- _What to produce_: Repeat each line of the material below exactly as it appears, minus any pictures.

- _Source material_:
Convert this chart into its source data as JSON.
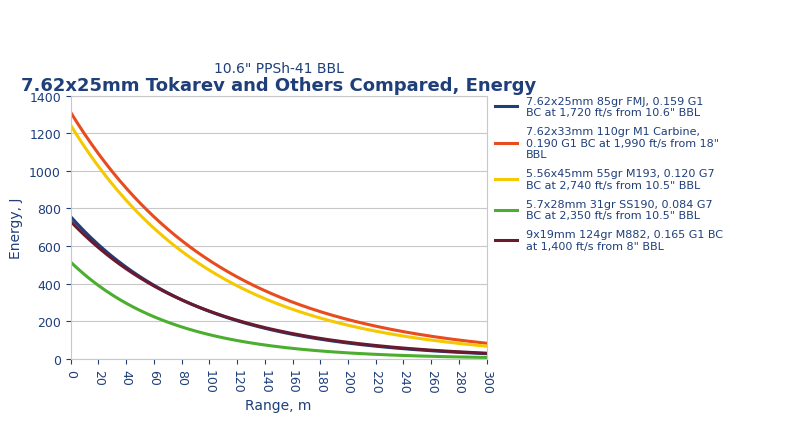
{
  "title": "7.62x25mm Tokarev and Others Compared, Energy",
  "subtitle": "10.6\" PPSh-41 BBL",
  "xlabel": "Range, m",
  "ylabel": "Energy, J",
  "xlim": [
    0,
    300
  ],
  "ylim": [
    0,
    1400
  ],
  "xticks": [
    0,
    20,
    40,
    60,
    80,
    100,
    120,
    140,
    160,
    180,
    200,
    220,
    240,
    260,
    280,
    300
  ],
  "yticks": [
    0,
    200,
    400,
    600,
    800,
    1000,
    1200,
    1400
  ],
  "series": [
    {
      "label": "7.62x25mm 85gr FMJ, 0.159 G1\nBC at 1,720 ft/s from 10.6\" BBL",
      "color": "#1f3f7a",
      "mass_gr": 85,
      "v0_fps": 1720,
      "bc": 0.159,
      "bc_type": "G1"
    },
    {
      "label": "7.62x33mm 110gr M1 Carbine,\n0.190 G1 BC at 1,990 ft/s from 18\"\nBBL",
      "color": "#e84c1e",
      "mass_gr": 110,
      "v0_fps": 1990,
      "bc": 0.19,
      "bc_type": "G1"
    },
    {
      "label": "5.56x45mm 55gr M193, 0.120 G7\nBC at 2,740 ft/s from 10.5\" BBL",
      "color": "#f5c800",
      "mass_gr": 55,
      "v0_fps": 2740,
      "bc": 0.12,
      "bc_type": "G7"
    },
    {
      "label": "5.7x28mm 31gr SS190, 0.084 G7\nBC at 2,350 ft/s from 10.5\" BBL",
      "color": "#4cae2e",
      "mass_gr": 31,
      "v0_fps": 2350,
      "bc": 0.084,
      "bc_type": "G7"
    },
    {
      "label": "9x19mm 124gr M882, 0.165 G1 BC\nat 1,400 ft/s from 8\" BBL",
      "color": "#6b1a2e",
      "mass_gr": 124,
      "v0_fps": 1400,
      "bc": 0.165,
      "bc_type": "G1"
    }
  ],
  "background_color": "#ffffff",
  "grid_color": "#c8c8c8",
  "title_color": "#1f3f7a",
  "subtitle_color": "#1f3f7a",
  "axis_label_color": "#1f3f7a",
  "tick_label_color": "#1f3f7a",
  "title_fontsize": 13,
  "subtitle_fontsize": 10,
  "axis_label_fontsize": 10,
  "tick_fontsize": 9,
  "legend_fontsize": 8,
  "linewidth": 2.2
}
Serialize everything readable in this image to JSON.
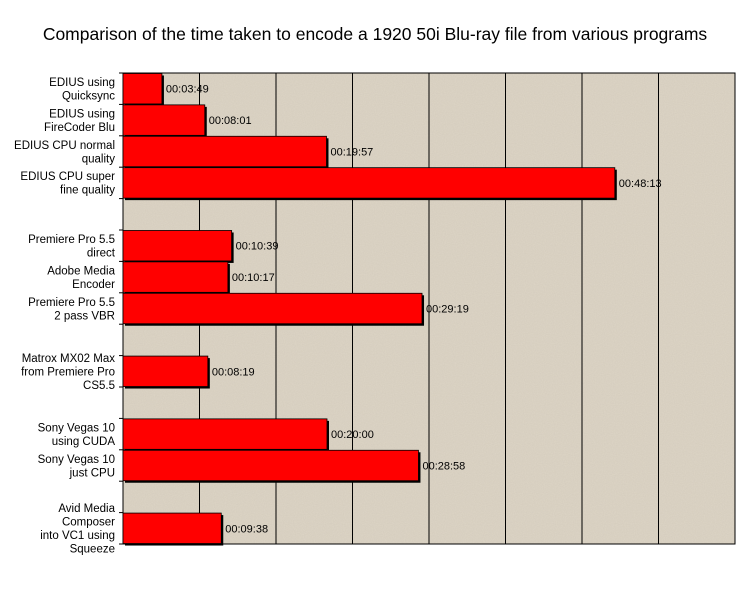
{
  "chart_data": {
    "type": "bar",
    "orientation": "horizontal",
    "title": "Comparison of the time taken to encode a 1920 50i Blu-ray file from various programs",
    "xlabel": "",
    "ylabel": "",
    "xlim": [
      0,
      3600
    ],
    "grid": true,
    "legend": "none",
    "bar_color": "#ff0000",
    "plot_background": "#ddd5c6",
    "categories": [
      [
        "EDIUS using",
        "Quicksync"
      ],
      [
        "EDIUS using",
        "FireCoder Blu"
      ],
      [
        "EDIUS CPU normal",
        "quality"
      ],
      [
        "EDIUS CPU super",
        "fine quality"
      ],
      [],
      [
        "Premiere Pro 5.5",
        "direct"
      ],
      [
        "Adobe Media",
        "Encoder"
      ],
      [
        "Premiere Pro 5.5",
        "2 pass VBR"
      ],
      [],
      [
        "Matrox MX02 Max",
        "from Premiere Pro",
        "CS5.5"
      ],
      [],
      [
        "Sony Vegas 10",
        "using CUDA"
      ],
      [
        "Sony Vegas 10",
        "just CPU"
      ],
      [],
      [
        "Avid Media",
        "Composer",
        "into VC1 using",
        "Squeeze"
      ]
    ],
    "values": [
      229,
      481,
      1197,
      2893,
      null,
      639,
      617,
      1759,
      null,
      499,
      null,
      1200,
      1738,
      null,
      578
    ],
    "value_labels": [
      "00:03:49",
      "00:08:01",
      "00:19:57",
      "00:48:13",
      "",
      "00:10:39",
      "00:10:17",
      "00:29:19",
      "",
      "00:08:19",
      "",
      "00:20:00",
      "00:28:58",
      "",
      "00:09:38"
    ]
  }
}
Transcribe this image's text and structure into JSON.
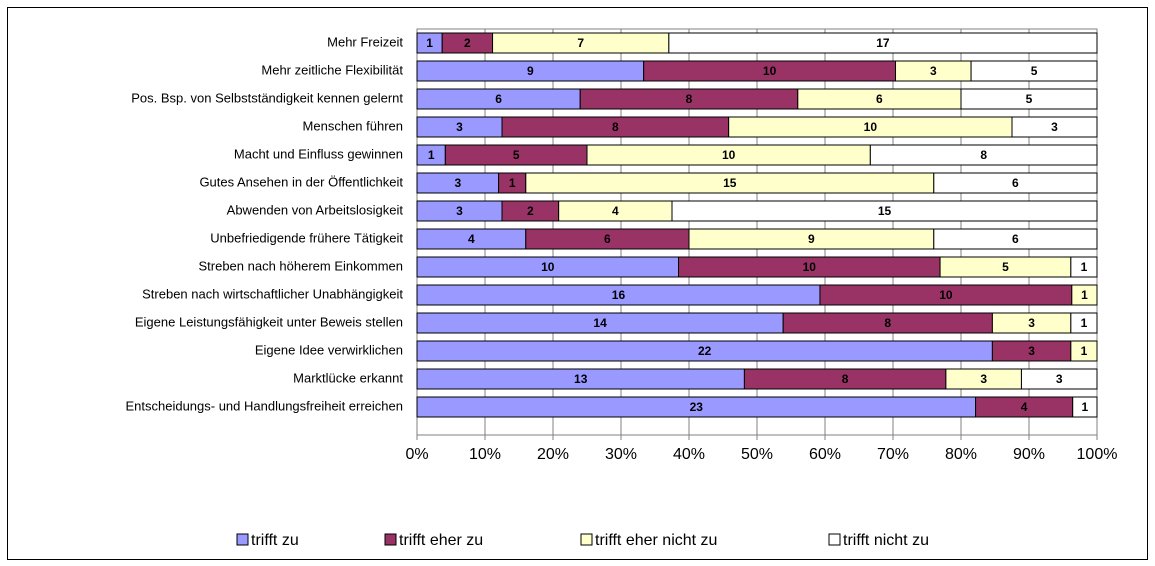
{
  "chart_data": {
    "type": "bar",
    "orientation": "horizontal",
    "stacked": "percent",
    "categories": [
      "Mehr Freizeit",
      "Mehr zeitliche Flexibilität",
      "Pos. Bsp. von Selbstständigkeit kennen gelernt",
      "Menschen führen",
      "Macht und Einfluss gewinnen",
      "Gutes Ansehen in der Öffentlichkeit",
      "Abwenden von Arbeitslosigkeit",
      "Unbefriedigende frühere Tätigkeit",
      "Streben nach höherem Einkommen",
      "Streben nach wirtschaftlicher Unabhängigkeit",
      "Eigene Leistungsfähigkeit unter Beweis stellen",
      "Eigene Idee verwirklichen",
      "Marktlücke erkannt",
      "Entscheidungs- und Handlungsfreiheit erreichen"
    ],
    "series": [
      {
        "name": "trifft zu",
        "color": "#9999ff",
        "values": [
          1,
          9,
          6,
          3,
          1,
          3,
          3,
          4,
          10,
          16,
          14,
          22,
          13,
          23
        ]
      },
      {
        "name": "trifft eher zu",
        "color": "#993366",
        "values": [
          2,
          10,
          8,
          8,
          5,
          1,
          2,
          6,
          10,
          10,
          8,
          3,
          8,
          4
        ]
      },
      {
        "name": "trifft eher nicht zu",
        "color": "#ffffcc",
        "values": [
          7,
          3,
          6,
          10,
          10,
          15,
          4,
          9,
          5,
          1,
          3,
          1,
          3,
          0
        ]
      },
      {
        "name": "trifft nicht zu",
        "color": "#ffffff",
        "values": [
          17,
          5,
          5,
          3,
          8,
          6,
          15,
          6,
          1,
          0,
          1,
          0,
          3,
          1
        ]
      }
    ],
    "xlim": [
      0,
      100
    ],
    "xticks": [
      {
        "value": 0,
        "label": "0%"
      },
      {
        "value": 10,
        "label": "10%"
      },
      {
        "value": 20,
        "label": "20%"
      },
      {
        "value": 30,
        "label": "30%"
      },
      {
        "value": 40,
        "label": "40%"
      },
      {
        "value": 50,
        "label": "50%"
      },
      {
        "value": 60,
        "label": "60%"
      },
      {
        "value": 70,
        "label": "70%"
      },
      {
        "value": 80,
        "label": "80%"
      },
      {
        "value": 90,
        "label": "90%"
      },
      {
        "value": 100,
        "label": "100%"
      }
    ],
    "grid": true,
    "legend": "bottom"
  }
}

- _Exercise answer_:
Convert this chart into its source data as JSON.
{
  "title": "7.62x25mm Tokarev and Others Compared, Energy",
  "subtitle": "10.6\" PPSh-41 BBL",
  "xlabel": "Range, m",
  "ylabel": "Energy, J",
  "xlim": [
    0,
    300
  ],
  "ylim": [
    0,
    1400
  ],
  "xticks": [
    0,
    20,
    40,
    60,
    80,
    100,
    120,
    140,
    160,
    180,
    200,
    220,
    240,
    260,
    280,
    300
  ],
  "yticks": [
    0,
    200,
    400,
    600,
    800,
    1000,
    1200,
    1400
  ],
  "series": [
    {
      "label": "7.62x25mm 85gr FMJ, 0.159 G1\nBC at 1,720 ft/s from 10.6\" BBL",
      "color": "#1f3f7a",
      "mass_gr": 85,
      "v0_fps": 1720,
      "bc": 0.159,
      "bc_type": "G1"
    },
    {
      "label": "7.62x33mm 110gr M1 Carbine,\n0.190 G1 BC at 1,990 ft/s from 18\"\nBBL",
      "color": "#e84c1e",
      "mass_gr": 110,
      "v0_fps": 1990,
      "bc": 0.19,
      "bc_type": "G1"
    },
    {
      "label": "5.56x45mm 55gr M193, 0.120 G7\nBC at 2,740 ft/s from 10.5\" BBL",
      "color": "#f5c800",
      "mass_gr": 55,
      "v0_fps": 2740,
      "bc": 0.12,
      "bc_type": "G7"
    },
    {
      "label": "5.7x28mm 31gr SS190, 0.084 G7\nBC at 2,350 ft/s from 10.5\" BBL",
      "color": "#4cae2e",
      "mass_gr": 31,
      "v0_fps": 2350,
      "bc": 0.084,
      "bc_type": "G7"
    },
    {
      "label": "9x19mm 124gr M882, 0.165 G1 BC\nat 1,400 ft/s from 8\" BBL",
      "color": "#6b1a2e",
      "mass_gr": 124,
      "v0_fps": 1400,
      "bc": 0.165,
      "bc_type": "G1"
    }
  ],
  "background_color": "#ffffff",
  "grid_color": "#c8c8c8",
  "title_color": "#1f3f7a",
  "subtitle_color": "#1f3f7a",
  "axis_label_color": "#1f3f7a",
  "tick_label_color": "#1f3f7a",
  "title_fontsize": 13,
  "subtitle_fontsize": 10,
  "axis_label_fontsize": 10,
  "tick_fontsize": 9,
  "legend_fontsize": 8,
  "linewidth": 2.2
}
Serialize everything readable in this image to JSON.
{
  "chart_data": {
    "type": "bar",
    "orientation": "horizontal",
    "title": "Comparison of the time taken to encode a 1920 50i Blu-ray file from various programs",
    "xlabel": "",
    "ylabel": "",
    "xlim": [
      0,
      3600
    ],
    "grid": true,
    "legend": "none",
    "bar_color": "#ff0000",
    "plot_background": "#ddd5c6",
    "categories": [
      [
        "EDIUS using",
        "Quicksync"
      ],
      [
        "EDIUS using",
        "FireCoder Blu"
      ],
      [
        "EDIUS CPU normal",
        "quality"
      ],
      [
        "EDIUS CPU super",
        "fine quality"
      ],
      [],
      [
        "Premiere Pro 5.5",
        "direct"
      ],
      [
        "Adobe Media",
        "Encoder"
      ],
      [
        "Premiere Pro 5.5",
        "2 pass VBR"
      ],
      [],
      [
        "Matrox MX02 Max",
        "from Premiere Pro",
        "CS5.5"
      ],
      [],
      [
        "Sony Vegas 10",
        "using CUDA"
      ],
      [
        "Sony Vegas 10",
        "just CPU"
      ],
      [],
      [
        "Avid Media",
        "Composer",
        "into VC1 using",
        "Squeeze"
      ]
    ],
    "values": [
      229,
      481,
      1197,
      2893,
      null,
      639,
      617,
      1759,
      null,
      499,
      null,
      1200,
      1738,
      null,
      578
    ],
    "value_labels": [
      "00:03:49",
      "00:08:01",
      "00:19:57",
      "00:48:13",
      "",
      "00:10:39",
      "00:10:17",
      "00:29:19",
      "",
      "00:08:19",
      "",
      "00:20:00",
      "00:28:58",
      "",
      "00:09:38"
    ]
  }
}
Transcribe this image's text and structure into JSON.
{
  "chart_data": {
    "type": "bar",
    "orientation": "horizontal",
    "stacked": "percent",
    "categories": [
      "Mehr Freizeit",
      "Mehr zeitliche Flexibilität",
      "Pos. Bsp. von Selbstständigkeit kennen gelernt",
      "Menschen führen",
      "Macht und Einfluss gewinnen",
      "Gutes Ansehen in der Öffentlichkeit",
      "Abwenden von Arbeitslosigkeit",
      "Unbefriedigende frühere Tätigkeit",
      "Streben nach höherem Einkommen",
      "Streben nach wirtschaftlicher Unabhängigkeit",
      "Eigene Leistungsfähigkeit unter Beweis stellen",
      "Eigene Idee verwirklichen",
      "Marktlücke erkannt",
      "Entscheidungs- und Handlungsfreiheit erreichen"
    ],
    "series": [
      {
        "name": "trifft zu",
        "color": "#9999ff",
        "values": [
          1,
          9,
          6,
          3,
          1,
          3,
          3,
          4,
          10,
          16,
          14,
          22,
          13,
          23
        ]
      },
      {
        "name": "trifft eher zu",
        "color": "#993366",
        "values": [
          2,
          10,
          8,
          8,
          5,
          1,
          2,
          6,
          10,
          10,
          8,
          3,
          8,
          4
        ]
      },
      {
        "name": "trifft eher nicht zu",
        "color": "#ffffcc",
        "values": [
          7,
          3,
          6,
          10,
          10,
          15,
          4,
          9,
          5,
          1,
          3,
          1,
          3,
          0
        ]
      },
      {
        "name": "trifft nicht zu",
        "color": "#ffffff",
        "values": [
          17,
          5,
          5,
          3,
          8,
          6,
          15,
          6,
          1,
          0,
          1,
          0,
          3,
          1
        ]
      }
    ],
    "xlim": [
      0,
      100
    ],
    "xticks": [
      {
        "value": 0,
        "label": "0%"
      },
      {
        "value": 10,
        "label": "10%"
      },
      {
        "value": 20,
        "label": "20%"
      },
      {
        "value": 30,
        "label": "30%"
      },
      {
        "value": 40,
        "label": "40%"
      },
      {
        "value": 50,
        "label": "50%"
      },
      {
        "value": 60,
        "label": "60%"
      },
      {
        "value": 70,
        "label": "70%"
      },
      {
        "value": 80,
        "label": "80%"
      },
      {
        "value": 90,
        "label": "90%"
      },
      {
        "value": 100,
        "label": "100%"
      }
    ],
    "grid": true,
    "legend": "bottom"
  }
}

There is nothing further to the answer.